(Dataset items)
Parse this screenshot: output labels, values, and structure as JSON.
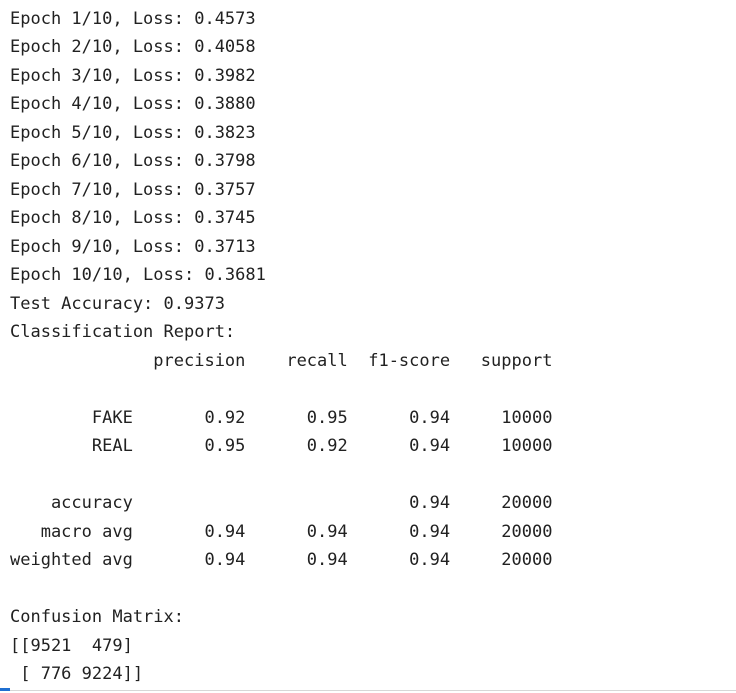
{
  "output": {
    "lines": [
      "Epoch 1/10, Loss: 0.4573",
      "Epoch 2/10, Loss: 0.4058",
      "Epoch 3/10, Loss: 0.3982",
      "Epoch 4/10, Loss: 0.3880",
      "Epoch 5/10, Loss: 0.3823",
      "Epoch 6/10, Loss: 0.3798",
      "Epoch 7/10, Loss: 0.3757",
      "Epoch 8/10, Loss: 0.3745",
      "Epoch 9/10, Loss: 0.3713",
      "Epoch 10/10, Loss: 0.3681",
      "Test Accuracy: 0.9373",
      "Classification Report:",
      "              precision    recall  f1-score   support",
      "",
      "        FAKE       0.92      0.95      0.94     10000",
      "        REAL       0.95      0.92      0.94     10000",
      "",
      "    accuracy                           0.94     20000",
      "   macro avg       0.94      0.94      0.94     20000",
      "weighted avg       0.94      0.94      0.94     20000",
      "",
      "Confusion Matrix:",
      "[[9521  479]",
      " [ 776 9224]]"
    ]
  }
}
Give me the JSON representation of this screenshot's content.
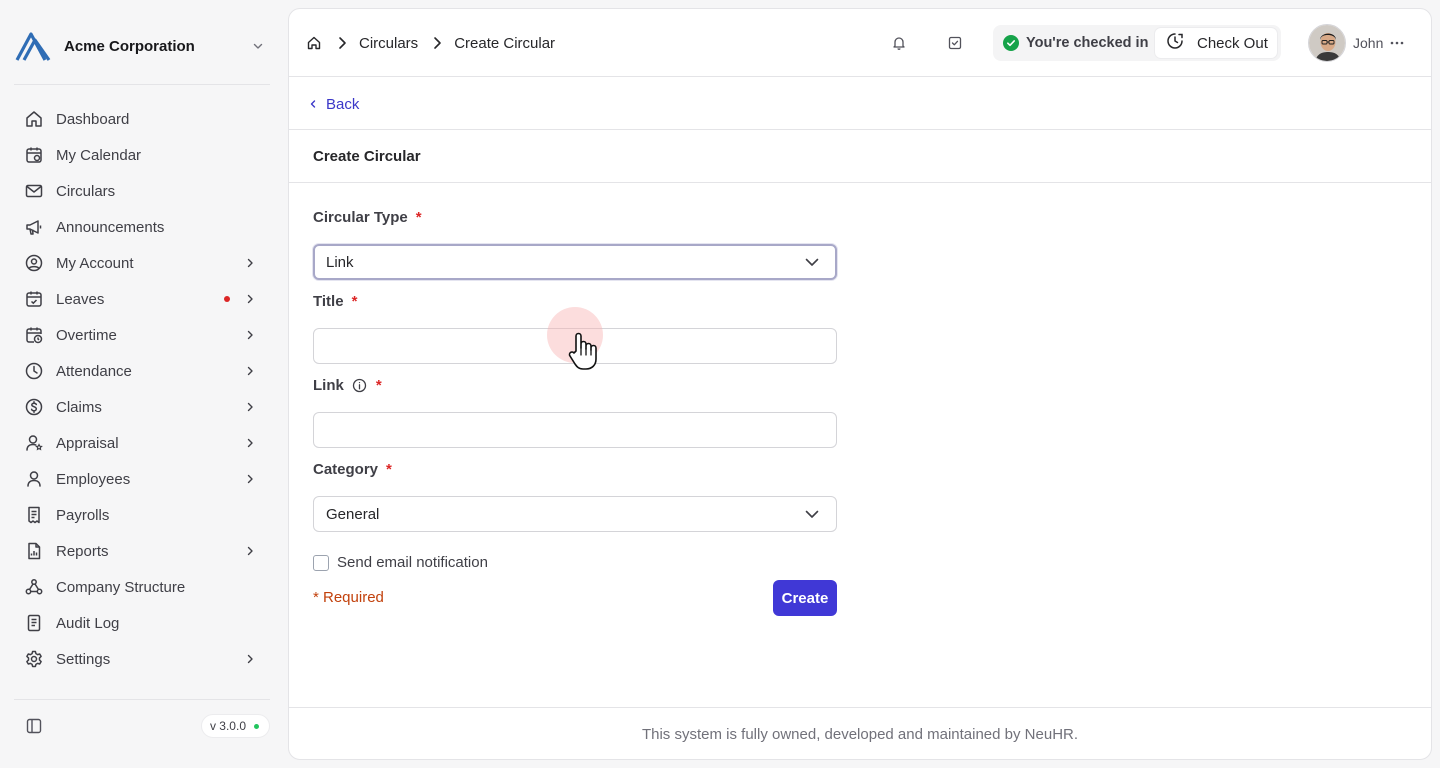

● **Written problem**: Restate each of the entries above word for word and skip every image.

● **Expected output**:
Parse this screenshot: output labels, values, and structure as JSON.
{
  "output": {
    "lines": [
      "Epoch 1/10, Loss: 0.4573",
      "Epoch 2/10, Loss: 0.4058",
      "Epoch 3/10, Loss: 0.3982",
      "Epoch 4/10, Loss: 0.3880",
      "Epoch 5/10, Loss: 0.3823",
      "Epoch 6/10, Loss: 0.3798",
      "Epoch 7/10, Loss: 0.3757",
      "Epoch 8/10, Loss: 0.3745",
      "Epoch 9/10, Loss: 0.3713",
      "Epoch 10/10, Loss: 0.3681",
      "Test Accuracy: 0.9373",
      "Classification Report:",
      "              precision    recall  f1-score   support",
      "",
      "        FAKE       0.92      0.95      0.94     10000",
      "        REAL       0.95      0.92      0.94     10000",
      "",
      "    accuracy                           0.94     20000",
      "   macro avg       0.94      0.94      0.94     20000",
      "weighted avg       0.94      0.94      0.94     20000",
      "",
      "Confusion Matrix:",
      "[[9521  479]",
      " [ 776 9224]]"
    ]
  }
}
Give me the JSON representation of this screenshot's content.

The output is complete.